> [WHAT IS BEING ASKED]
All of the entries need to be written out again, exactly as they are.

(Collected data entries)
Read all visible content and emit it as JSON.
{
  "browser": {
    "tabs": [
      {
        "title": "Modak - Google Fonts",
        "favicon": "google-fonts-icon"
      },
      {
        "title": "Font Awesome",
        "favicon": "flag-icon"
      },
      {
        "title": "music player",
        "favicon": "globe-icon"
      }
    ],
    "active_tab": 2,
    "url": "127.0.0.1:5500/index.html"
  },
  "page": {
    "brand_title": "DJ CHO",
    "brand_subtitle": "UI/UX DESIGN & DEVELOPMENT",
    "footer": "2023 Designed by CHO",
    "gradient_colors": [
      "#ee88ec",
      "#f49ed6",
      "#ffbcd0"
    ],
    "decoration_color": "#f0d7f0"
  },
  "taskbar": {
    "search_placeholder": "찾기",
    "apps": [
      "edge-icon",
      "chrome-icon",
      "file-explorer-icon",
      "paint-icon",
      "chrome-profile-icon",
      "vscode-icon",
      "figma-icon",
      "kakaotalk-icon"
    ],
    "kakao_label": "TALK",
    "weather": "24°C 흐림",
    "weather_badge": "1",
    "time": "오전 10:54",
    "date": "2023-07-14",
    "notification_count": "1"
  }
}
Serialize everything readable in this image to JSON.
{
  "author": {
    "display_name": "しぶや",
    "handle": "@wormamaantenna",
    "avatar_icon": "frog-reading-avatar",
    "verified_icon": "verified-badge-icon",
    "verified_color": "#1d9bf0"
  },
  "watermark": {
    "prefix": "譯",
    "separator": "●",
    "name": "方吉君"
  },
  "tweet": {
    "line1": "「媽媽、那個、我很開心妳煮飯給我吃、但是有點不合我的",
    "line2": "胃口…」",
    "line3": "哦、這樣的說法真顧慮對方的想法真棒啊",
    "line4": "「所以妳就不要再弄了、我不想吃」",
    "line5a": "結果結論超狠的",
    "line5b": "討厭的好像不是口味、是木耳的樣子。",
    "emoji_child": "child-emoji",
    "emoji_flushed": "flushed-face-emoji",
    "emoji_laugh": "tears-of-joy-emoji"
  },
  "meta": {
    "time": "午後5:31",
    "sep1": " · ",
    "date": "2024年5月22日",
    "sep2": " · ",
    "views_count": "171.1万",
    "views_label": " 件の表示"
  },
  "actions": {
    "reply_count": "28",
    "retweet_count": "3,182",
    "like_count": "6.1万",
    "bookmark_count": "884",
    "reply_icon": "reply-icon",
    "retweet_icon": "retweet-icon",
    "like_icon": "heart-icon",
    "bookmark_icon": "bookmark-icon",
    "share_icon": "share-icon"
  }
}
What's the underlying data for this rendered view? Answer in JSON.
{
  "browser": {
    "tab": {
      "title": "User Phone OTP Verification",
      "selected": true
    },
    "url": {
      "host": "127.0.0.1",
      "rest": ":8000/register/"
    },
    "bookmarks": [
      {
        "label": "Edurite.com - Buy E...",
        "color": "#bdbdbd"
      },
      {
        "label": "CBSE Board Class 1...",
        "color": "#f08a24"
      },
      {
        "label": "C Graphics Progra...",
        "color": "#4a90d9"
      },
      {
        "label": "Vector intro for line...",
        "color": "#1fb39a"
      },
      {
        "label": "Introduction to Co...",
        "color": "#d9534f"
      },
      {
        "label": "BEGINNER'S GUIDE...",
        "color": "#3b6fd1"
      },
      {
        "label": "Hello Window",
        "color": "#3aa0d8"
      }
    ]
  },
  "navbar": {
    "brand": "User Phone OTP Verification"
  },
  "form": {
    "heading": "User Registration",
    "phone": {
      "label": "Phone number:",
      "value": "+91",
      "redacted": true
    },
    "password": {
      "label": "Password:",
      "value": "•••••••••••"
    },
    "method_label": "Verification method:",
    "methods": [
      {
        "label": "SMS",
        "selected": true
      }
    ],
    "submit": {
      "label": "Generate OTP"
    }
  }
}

> [EXERCISE OUTPUT]
Read all visible content and emit it as JSON.
{
  "browser": {
    "tabs": [
      {
        "title": "Modak - Google Fonts",
        "favicon": "google-fonts-icon"
      },
      {
        "title": "Font Awesome",
        "favicon": "flag-icon"
      },
      {
        "title": "music player",
        "favicon": "globe-icon"
      }
    ],
    "active_tab": 2,
    "url": "127.0.0.1:5500/index.html"
  },
  "page": {
    "brand_title": "DJ CHO",
    "brand_subtitle": "UI/UX DESIGN & DEVELOPMENT",
    "footer": "2023 Designed by CHO",
    "gradient_colors": [
      "#ee88ec",
      "#f49ed6",
      "#ffbcd0"
    ],
    "decoration_color": "#f0d7f0"
  },
  "taskbar": {
    "search_placeholder": "찾기",
    "apps": [
      "edge-icon",
      "chrome-icon",
      "file-explorer-icon",
      "paint-icon",
      "chrome-profile-icon",
      "vscode-icon",
      "figma-icon",
      "kakaotalk-icon"
    ],
    "kakao_label": "TALK",
    "weather": "24°C 흐림",
    "weather_badge": "1",
    "time": "오전 10:54",
    "date": "2023-07-14",
    "notification_count": "1"
  }
}
Serialize everything readable in this image to JSON.
{
  "author": {
    "display_name": "しぶや",
    "handle": "@wormamaantenna",
    "avatar_icon": "frog-reading-avatar",
    "verified_icon": "verified-badge-icon",
    "verified_color": "#1d9bf0"
  },
  "watermark": {
    "prefix": "譯",
    "separator": "●",
    "name": "方吉君"
  },
  "tweet": {
    "line1": "「媽媽、那個、我很開心妳煮飯給我吃、但是有點不合我的",
    "line2": "胃口…」",
    "line3": "哦、這樣的說法真顧慮對方的想法真棒啊",
    "line4": "「所以妳就不要再弄了、我不想吃」",
    "line5a": "結果結論超狠的",
    "line5b": "討厭的好像不是口味、是木耳的樣子。",
    "emoji_child": "child-emoji",
    "emoji_flushed": "flushed-face-emoji",
    "emoji_laugh": "tears-of-joy-emoji"
  },
  "meta": {
    "time": "午後5:31",
    "sep1": " · ",
    "date": "2024年5月22日",
    "sep2": " · ",
    "views_count": "171.1万",
    "views_label": " 件の表示"
  },
  "actions": {
    "reply_count": "28",
    "retweet_count": "3,182",
    "like_count": "6.1万",
    "bookmark_count": "884",
    "reply_icon": "reply-icon",
    "retweet_icon": "retweet-icon",
    "like_icon": "heart-icon",
    "bookmark_icon": "bookmark-icon",
    "share_icon": "share-icon"
  }
}
What's the underlying data for this rendered view? Answer in JSON.
{
  "browser": {
    "tab": {
      "title": "User Phone OTP Verification",
      "selected": true
    },
    "url": {
      "host": "127.0.0.1",
      "rest": ":8000/register/"
    },
    "bookmarks": [
      {
        "label": "Edurite.com - Buy E...",
        "color": "#bdbdbd"
      },
      {
        "label": "CBSE Board Class 1...",
        "color": "#f08a24"
      },
      {
        "label": "C Graphics Progra...",
        "color": "#4a90d9"
      },
      {
        "label": "Vector intro for line...",
        "color": "#1fb39a"
      },
      {
        "label": "Introduction to Co...",
        "color": "#d9534f"
      },
      {
        "label": "BEGINNER'S GUIDE...",
        "color": "#3b6fd1"
      },
      {
        "label": "Hello Window",
        "color": "#3aa0d8"
      }
    ]
  },
  "navbar": {
    "brand": "User Phone OTP Verification"
  },
  "form": {
    "heading": "User Registration",
    "phone": {
      "label": "Phone number:",
      "value": "+91",
      "redacted": true
    },
    "password": {
      "label": "Password:",
      "value": "•••••••••••"
    },
    "method_label": "Verification method:",
    "methods": [
      {
        "label": "SMS",
        "selected": true
      }
    ],
    "submit": {
      "label": "Generate OTP"
    }
  }
}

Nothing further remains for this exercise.